=== GIVEN REQUEST ===
Find all lines in the records that include the word "into", and copy them out.

━━━━━━

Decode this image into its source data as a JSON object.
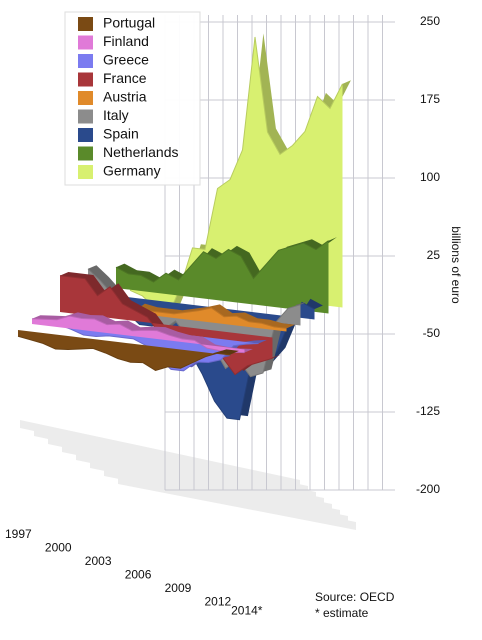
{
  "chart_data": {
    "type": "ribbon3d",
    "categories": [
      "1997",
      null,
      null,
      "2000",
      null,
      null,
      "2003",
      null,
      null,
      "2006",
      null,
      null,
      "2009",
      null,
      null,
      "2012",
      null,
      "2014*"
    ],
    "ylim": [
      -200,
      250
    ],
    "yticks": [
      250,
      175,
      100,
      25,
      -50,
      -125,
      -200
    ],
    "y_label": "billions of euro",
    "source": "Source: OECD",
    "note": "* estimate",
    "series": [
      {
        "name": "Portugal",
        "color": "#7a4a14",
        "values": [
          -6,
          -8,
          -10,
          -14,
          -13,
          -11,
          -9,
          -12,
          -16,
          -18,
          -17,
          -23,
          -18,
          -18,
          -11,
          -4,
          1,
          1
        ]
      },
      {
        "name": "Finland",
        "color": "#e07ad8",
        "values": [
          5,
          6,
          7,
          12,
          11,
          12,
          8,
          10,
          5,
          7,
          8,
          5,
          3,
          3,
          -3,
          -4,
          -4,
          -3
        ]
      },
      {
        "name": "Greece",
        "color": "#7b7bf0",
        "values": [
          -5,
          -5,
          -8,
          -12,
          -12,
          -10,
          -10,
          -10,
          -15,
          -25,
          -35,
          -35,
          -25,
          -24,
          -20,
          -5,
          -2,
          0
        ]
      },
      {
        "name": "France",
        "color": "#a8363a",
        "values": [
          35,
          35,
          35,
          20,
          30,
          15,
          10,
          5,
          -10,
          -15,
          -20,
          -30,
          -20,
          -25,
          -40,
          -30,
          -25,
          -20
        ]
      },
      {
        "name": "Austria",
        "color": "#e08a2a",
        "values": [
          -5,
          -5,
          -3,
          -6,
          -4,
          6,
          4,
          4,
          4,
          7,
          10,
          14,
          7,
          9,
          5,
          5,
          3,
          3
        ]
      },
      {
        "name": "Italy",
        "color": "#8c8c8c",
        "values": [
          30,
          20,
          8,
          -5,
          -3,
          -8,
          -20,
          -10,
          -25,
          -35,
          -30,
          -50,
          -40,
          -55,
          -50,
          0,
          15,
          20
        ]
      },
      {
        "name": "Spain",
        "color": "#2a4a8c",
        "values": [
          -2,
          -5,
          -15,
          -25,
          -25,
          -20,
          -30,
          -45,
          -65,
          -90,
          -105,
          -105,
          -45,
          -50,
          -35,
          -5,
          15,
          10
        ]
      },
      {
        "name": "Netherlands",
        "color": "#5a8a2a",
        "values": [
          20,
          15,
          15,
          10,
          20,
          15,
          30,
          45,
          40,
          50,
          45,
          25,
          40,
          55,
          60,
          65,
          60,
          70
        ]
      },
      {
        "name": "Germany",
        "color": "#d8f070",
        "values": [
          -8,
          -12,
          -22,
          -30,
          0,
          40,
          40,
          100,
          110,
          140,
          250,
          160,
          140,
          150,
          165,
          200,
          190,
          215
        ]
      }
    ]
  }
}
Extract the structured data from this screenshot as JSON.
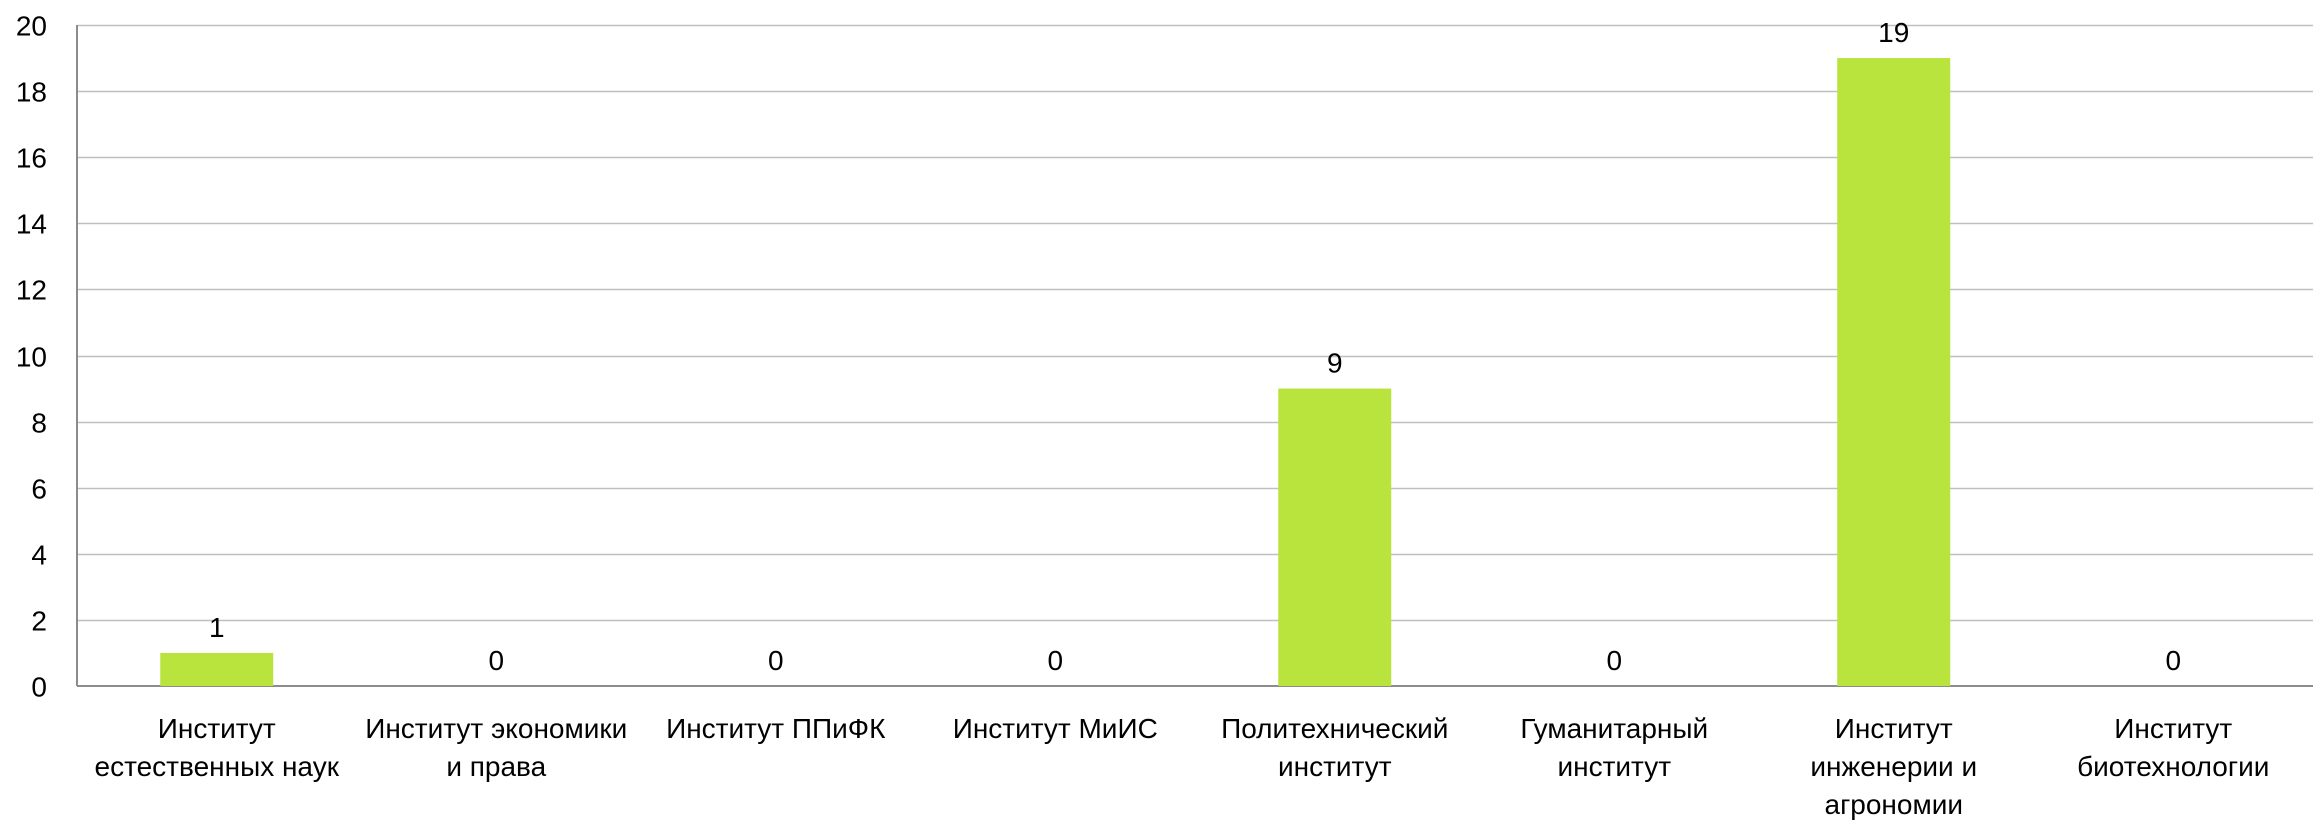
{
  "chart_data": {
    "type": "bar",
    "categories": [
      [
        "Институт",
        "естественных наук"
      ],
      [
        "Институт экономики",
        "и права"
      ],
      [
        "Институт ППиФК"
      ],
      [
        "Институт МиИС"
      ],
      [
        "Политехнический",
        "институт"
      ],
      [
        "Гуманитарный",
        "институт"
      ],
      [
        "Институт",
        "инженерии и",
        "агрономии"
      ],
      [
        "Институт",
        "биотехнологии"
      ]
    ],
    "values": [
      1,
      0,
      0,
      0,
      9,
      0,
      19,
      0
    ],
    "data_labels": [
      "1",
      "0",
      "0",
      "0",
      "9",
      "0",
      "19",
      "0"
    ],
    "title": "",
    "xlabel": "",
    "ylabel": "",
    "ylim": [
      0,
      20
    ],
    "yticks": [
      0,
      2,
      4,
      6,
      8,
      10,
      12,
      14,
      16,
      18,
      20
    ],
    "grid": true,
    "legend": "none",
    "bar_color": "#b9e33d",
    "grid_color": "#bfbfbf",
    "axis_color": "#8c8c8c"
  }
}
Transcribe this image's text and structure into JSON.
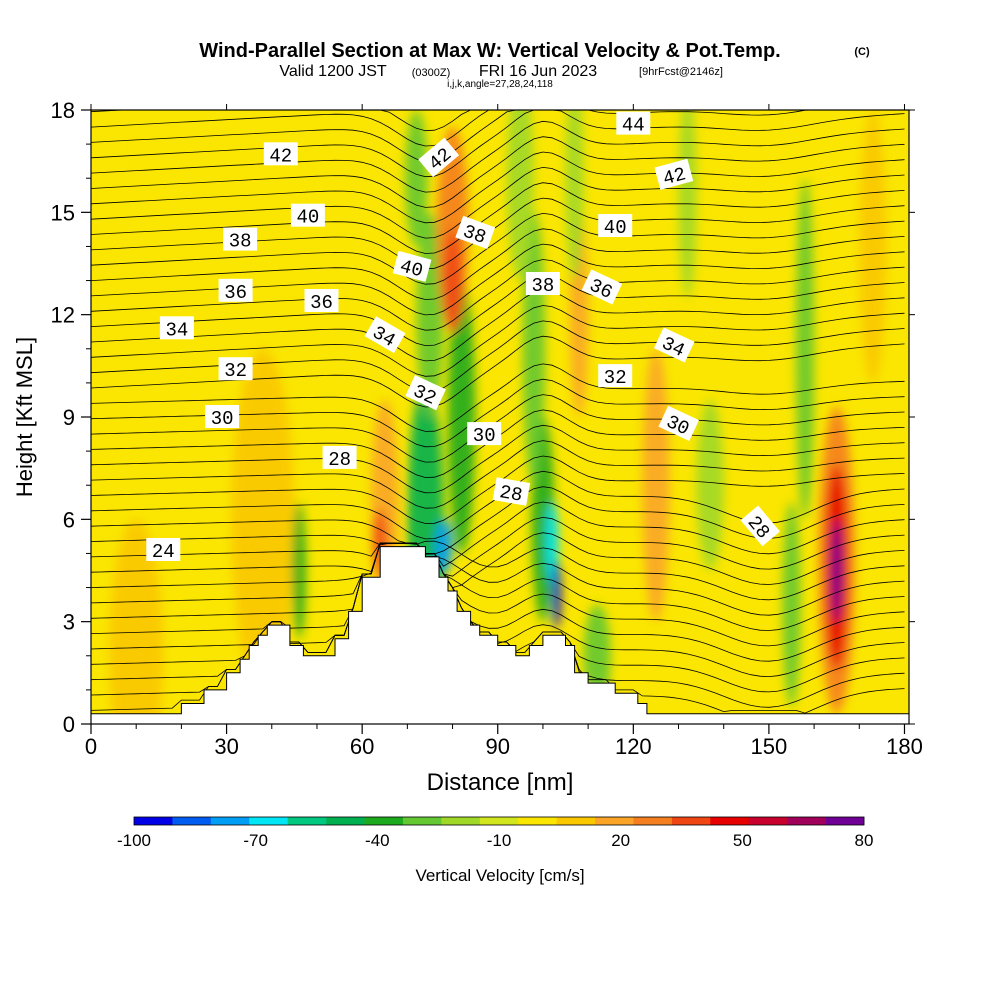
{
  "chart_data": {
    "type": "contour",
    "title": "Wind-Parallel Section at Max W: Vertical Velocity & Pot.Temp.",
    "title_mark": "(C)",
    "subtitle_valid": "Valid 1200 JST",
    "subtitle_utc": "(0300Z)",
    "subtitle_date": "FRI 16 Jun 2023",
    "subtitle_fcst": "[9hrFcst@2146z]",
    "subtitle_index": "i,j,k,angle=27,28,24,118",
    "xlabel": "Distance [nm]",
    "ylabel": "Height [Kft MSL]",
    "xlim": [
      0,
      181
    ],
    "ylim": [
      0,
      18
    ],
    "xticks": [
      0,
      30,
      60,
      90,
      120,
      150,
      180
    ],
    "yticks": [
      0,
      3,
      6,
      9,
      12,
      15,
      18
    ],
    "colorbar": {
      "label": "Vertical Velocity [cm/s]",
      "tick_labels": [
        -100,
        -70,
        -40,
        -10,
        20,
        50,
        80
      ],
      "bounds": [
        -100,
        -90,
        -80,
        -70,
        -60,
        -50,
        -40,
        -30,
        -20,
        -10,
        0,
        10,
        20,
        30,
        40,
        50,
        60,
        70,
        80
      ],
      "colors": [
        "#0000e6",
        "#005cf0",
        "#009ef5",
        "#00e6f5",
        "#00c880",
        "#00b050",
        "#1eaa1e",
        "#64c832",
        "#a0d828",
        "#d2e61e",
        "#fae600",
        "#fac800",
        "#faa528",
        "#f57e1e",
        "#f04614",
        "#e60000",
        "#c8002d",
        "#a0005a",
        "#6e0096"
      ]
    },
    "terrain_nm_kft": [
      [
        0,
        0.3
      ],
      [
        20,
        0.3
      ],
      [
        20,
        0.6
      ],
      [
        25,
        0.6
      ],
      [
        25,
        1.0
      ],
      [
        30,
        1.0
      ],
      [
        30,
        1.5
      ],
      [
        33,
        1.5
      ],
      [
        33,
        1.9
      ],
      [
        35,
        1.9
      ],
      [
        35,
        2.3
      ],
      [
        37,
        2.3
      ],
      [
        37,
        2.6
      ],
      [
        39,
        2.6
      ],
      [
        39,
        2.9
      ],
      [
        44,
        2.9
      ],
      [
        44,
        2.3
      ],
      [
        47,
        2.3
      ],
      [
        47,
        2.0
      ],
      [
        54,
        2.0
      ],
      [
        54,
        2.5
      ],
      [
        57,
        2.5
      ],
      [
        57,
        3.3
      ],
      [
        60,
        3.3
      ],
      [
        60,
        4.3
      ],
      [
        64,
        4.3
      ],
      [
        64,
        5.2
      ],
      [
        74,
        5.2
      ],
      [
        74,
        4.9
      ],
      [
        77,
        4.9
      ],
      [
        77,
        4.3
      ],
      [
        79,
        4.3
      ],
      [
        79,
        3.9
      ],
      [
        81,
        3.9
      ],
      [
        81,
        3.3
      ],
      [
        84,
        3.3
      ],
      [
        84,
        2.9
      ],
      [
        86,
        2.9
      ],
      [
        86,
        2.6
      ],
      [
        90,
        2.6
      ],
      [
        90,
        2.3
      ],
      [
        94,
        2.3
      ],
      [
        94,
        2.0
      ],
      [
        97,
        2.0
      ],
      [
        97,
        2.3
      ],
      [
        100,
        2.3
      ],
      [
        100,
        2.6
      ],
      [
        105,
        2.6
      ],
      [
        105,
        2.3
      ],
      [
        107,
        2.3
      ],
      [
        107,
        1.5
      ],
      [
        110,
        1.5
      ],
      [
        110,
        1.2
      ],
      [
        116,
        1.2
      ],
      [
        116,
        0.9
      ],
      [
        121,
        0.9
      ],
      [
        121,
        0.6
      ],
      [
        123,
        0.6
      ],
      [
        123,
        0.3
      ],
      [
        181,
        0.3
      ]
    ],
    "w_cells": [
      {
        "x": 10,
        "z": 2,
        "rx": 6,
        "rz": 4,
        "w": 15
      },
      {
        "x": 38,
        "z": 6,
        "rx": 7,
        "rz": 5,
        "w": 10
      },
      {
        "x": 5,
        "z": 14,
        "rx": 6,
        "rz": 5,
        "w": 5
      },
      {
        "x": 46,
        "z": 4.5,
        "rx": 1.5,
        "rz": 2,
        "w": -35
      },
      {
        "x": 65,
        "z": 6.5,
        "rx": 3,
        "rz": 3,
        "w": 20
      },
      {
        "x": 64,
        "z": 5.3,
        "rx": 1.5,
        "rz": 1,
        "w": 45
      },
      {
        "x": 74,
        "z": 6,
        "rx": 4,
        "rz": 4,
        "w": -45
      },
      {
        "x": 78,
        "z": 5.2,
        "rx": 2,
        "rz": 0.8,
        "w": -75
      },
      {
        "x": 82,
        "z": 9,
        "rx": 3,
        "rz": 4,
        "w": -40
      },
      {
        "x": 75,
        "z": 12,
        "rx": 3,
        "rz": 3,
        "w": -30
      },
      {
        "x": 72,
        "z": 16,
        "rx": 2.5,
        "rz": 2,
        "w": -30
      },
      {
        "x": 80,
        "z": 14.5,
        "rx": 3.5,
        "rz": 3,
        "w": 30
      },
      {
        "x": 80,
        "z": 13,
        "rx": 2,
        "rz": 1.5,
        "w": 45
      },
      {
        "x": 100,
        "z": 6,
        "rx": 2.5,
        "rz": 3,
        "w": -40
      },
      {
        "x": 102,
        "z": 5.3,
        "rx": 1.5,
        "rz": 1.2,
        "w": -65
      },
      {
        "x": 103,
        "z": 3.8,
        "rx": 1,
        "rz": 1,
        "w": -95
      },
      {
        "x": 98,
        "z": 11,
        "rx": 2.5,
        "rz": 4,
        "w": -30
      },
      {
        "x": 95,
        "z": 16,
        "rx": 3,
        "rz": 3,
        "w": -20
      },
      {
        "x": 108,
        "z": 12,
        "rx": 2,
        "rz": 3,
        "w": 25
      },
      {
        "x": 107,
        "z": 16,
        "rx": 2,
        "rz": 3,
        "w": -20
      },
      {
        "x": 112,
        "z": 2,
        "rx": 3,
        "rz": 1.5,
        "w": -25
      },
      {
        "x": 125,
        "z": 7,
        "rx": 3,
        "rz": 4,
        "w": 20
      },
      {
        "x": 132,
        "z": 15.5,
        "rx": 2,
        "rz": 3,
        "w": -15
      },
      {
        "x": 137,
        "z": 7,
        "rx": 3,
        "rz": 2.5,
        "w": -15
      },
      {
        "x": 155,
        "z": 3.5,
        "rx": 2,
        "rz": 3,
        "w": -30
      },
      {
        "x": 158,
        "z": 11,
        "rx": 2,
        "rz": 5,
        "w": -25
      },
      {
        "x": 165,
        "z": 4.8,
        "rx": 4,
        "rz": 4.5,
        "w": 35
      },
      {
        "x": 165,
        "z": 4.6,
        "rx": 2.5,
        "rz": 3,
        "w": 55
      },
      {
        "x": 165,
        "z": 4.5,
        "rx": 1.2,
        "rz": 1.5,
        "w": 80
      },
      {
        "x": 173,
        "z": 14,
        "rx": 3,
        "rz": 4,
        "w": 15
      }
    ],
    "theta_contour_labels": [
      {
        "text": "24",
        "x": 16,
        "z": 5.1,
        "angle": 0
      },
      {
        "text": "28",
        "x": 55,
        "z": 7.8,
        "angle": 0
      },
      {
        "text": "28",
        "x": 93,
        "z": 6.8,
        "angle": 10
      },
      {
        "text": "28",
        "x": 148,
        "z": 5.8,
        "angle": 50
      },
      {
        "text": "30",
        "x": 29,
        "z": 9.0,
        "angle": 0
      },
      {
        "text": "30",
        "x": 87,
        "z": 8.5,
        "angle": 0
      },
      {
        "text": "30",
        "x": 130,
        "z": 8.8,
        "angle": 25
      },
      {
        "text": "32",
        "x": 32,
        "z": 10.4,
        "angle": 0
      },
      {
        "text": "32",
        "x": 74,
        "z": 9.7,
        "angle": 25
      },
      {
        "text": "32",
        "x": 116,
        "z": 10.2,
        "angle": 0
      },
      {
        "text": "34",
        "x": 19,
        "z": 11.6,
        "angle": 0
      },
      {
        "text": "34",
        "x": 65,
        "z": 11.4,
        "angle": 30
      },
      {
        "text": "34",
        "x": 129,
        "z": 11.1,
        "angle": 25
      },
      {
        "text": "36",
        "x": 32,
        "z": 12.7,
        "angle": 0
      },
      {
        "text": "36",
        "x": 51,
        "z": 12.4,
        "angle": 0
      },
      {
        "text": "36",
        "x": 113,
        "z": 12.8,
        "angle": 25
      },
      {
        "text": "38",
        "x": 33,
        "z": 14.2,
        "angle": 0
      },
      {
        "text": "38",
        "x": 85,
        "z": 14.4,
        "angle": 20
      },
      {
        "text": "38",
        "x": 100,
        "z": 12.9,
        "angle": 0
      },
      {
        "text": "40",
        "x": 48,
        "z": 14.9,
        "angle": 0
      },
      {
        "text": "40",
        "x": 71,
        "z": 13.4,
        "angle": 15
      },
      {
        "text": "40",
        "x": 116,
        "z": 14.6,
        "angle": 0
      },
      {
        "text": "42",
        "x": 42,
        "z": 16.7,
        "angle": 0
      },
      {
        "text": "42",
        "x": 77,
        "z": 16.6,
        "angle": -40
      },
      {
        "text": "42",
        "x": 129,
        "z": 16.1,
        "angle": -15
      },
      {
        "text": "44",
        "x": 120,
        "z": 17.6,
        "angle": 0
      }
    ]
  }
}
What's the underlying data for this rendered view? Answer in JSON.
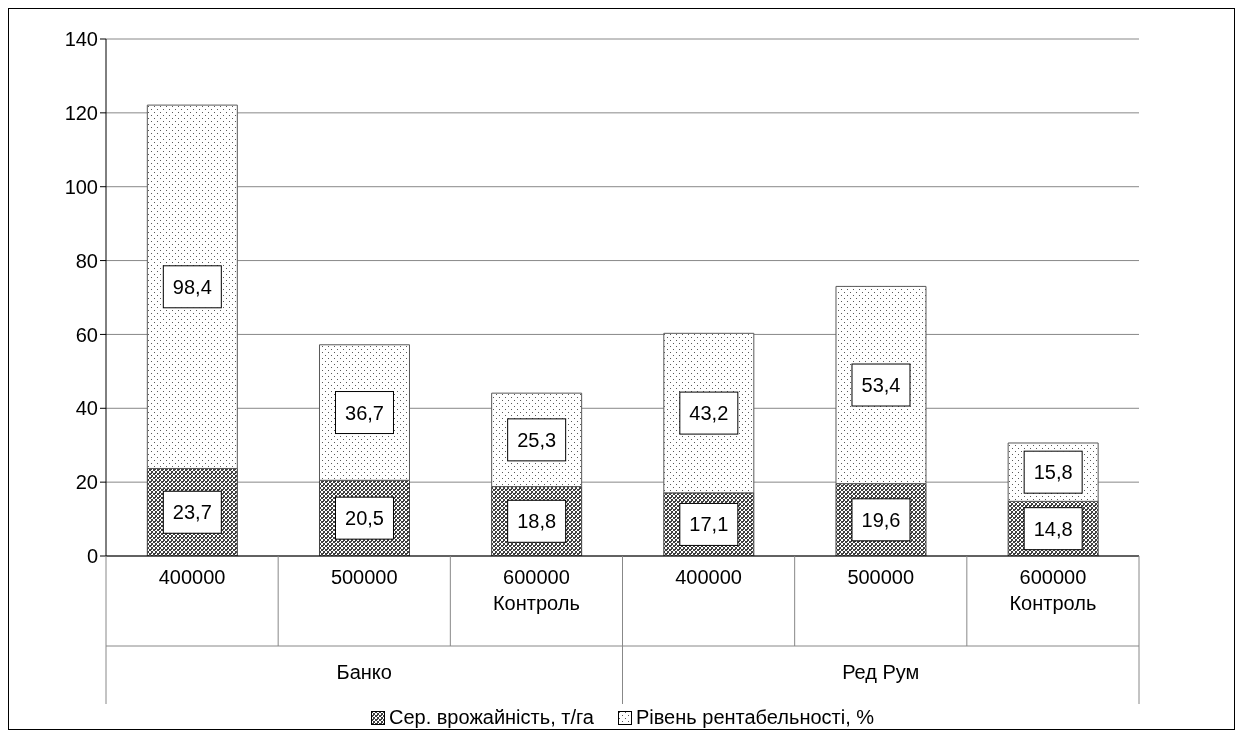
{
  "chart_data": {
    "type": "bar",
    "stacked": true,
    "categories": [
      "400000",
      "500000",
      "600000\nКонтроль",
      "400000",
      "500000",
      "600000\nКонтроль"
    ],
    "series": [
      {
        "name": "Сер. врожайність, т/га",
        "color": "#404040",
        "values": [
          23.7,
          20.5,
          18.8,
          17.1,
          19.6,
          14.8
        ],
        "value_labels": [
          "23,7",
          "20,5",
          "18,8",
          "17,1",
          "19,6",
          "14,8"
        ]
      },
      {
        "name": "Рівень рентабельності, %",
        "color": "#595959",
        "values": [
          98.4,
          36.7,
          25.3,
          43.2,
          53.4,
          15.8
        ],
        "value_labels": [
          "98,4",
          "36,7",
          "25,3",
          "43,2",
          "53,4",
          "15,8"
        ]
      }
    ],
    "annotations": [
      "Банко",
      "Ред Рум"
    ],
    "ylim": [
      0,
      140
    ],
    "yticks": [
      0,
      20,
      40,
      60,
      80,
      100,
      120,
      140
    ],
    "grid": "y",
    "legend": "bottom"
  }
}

━━━━━━

=== COMPLETE RESPONSE ===
Decode this image into its source data as a JSON object.
Transcribe this image's text and structure into JSON.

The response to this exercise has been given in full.